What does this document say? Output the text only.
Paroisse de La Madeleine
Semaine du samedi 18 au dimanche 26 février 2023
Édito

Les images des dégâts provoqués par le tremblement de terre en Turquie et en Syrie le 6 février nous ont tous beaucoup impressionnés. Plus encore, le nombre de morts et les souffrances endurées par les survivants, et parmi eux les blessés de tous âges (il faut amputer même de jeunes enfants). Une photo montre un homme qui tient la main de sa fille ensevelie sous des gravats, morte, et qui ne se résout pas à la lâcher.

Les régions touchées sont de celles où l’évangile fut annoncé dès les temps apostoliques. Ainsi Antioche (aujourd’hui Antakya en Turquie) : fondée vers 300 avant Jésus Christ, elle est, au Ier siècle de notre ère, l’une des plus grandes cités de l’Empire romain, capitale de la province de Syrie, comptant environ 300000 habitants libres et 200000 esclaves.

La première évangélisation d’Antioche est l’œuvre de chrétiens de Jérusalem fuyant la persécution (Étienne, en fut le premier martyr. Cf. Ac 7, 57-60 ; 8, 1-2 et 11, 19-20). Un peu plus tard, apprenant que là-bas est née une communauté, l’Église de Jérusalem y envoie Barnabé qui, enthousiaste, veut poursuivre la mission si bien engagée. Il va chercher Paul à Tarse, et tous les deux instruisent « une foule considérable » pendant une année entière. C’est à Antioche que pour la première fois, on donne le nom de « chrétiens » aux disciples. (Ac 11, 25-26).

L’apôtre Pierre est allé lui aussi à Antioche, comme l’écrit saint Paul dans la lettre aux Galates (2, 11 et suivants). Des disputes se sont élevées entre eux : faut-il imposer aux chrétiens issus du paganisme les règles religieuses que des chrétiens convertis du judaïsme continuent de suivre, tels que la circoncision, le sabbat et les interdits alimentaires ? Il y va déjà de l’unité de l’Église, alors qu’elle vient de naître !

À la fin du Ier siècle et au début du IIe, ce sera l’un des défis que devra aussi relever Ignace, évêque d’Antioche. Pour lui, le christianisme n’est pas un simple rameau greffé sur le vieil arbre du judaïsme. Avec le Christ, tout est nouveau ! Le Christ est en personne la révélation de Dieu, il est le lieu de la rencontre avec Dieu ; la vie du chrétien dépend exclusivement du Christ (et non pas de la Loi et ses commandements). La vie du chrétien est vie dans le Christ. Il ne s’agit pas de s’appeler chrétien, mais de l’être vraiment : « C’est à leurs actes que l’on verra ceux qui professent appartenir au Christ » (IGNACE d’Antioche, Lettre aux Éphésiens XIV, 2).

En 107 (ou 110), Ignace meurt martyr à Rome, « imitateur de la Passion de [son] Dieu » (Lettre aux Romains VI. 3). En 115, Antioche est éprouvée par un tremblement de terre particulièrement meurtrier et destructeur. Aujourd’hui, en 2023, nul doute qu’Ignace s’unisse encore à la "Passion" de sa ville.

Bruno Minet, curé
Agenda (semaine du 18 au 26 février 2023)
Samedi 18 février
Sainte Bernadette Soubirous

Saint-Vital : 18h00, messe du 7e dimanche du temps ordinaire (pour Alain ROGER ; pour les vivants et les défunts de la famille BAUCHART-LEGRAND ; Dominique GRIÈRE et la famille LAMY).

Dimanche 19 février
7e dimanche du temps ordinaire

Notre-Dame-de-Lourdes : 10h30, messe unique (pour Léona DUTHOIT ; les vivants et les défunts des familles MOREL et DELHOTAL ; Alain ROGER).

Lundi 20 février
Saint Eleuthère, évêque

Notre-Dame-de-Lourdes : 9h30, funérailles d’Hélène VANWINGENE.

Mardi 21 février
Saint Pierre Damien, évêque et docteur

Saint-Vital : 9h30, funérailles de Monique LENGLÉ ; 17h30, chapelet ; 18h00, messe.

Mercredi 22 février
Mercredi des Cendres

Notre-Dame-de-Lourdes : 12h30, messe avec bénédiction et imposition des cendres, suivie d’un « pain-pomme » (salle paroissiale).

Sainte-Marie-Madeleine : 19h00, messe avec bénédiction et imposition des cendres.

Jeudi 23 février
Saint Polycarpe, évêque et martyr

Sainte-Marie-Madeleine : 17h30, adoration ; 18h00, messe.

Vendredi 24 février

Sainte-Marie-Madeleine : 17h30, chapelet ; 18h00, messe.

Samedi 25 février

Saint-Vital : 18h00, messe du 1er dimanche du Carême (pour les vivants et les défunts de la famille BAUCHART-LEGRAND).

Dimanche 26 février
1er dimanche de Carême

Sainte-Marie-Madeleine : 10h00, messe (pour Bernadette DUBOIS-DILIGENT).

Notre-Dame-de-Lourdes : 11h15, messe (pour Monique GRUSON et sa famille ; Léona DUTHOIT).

——————————

* _Stated exercise_: Where does the word "ordinaire" appear in the listing? List each line that holds it.

* _Solution for this exercise_:
Saint-Vital : 18h00, messe du 7e dimanche du temps ordinaire (pour Alain ROGER ; pour les vivants et les défunts de la famille BAUCHART-LEGRAND ; Dominique GRIÈRE et la famille LAMY).
7e dimanche du temps ordinaire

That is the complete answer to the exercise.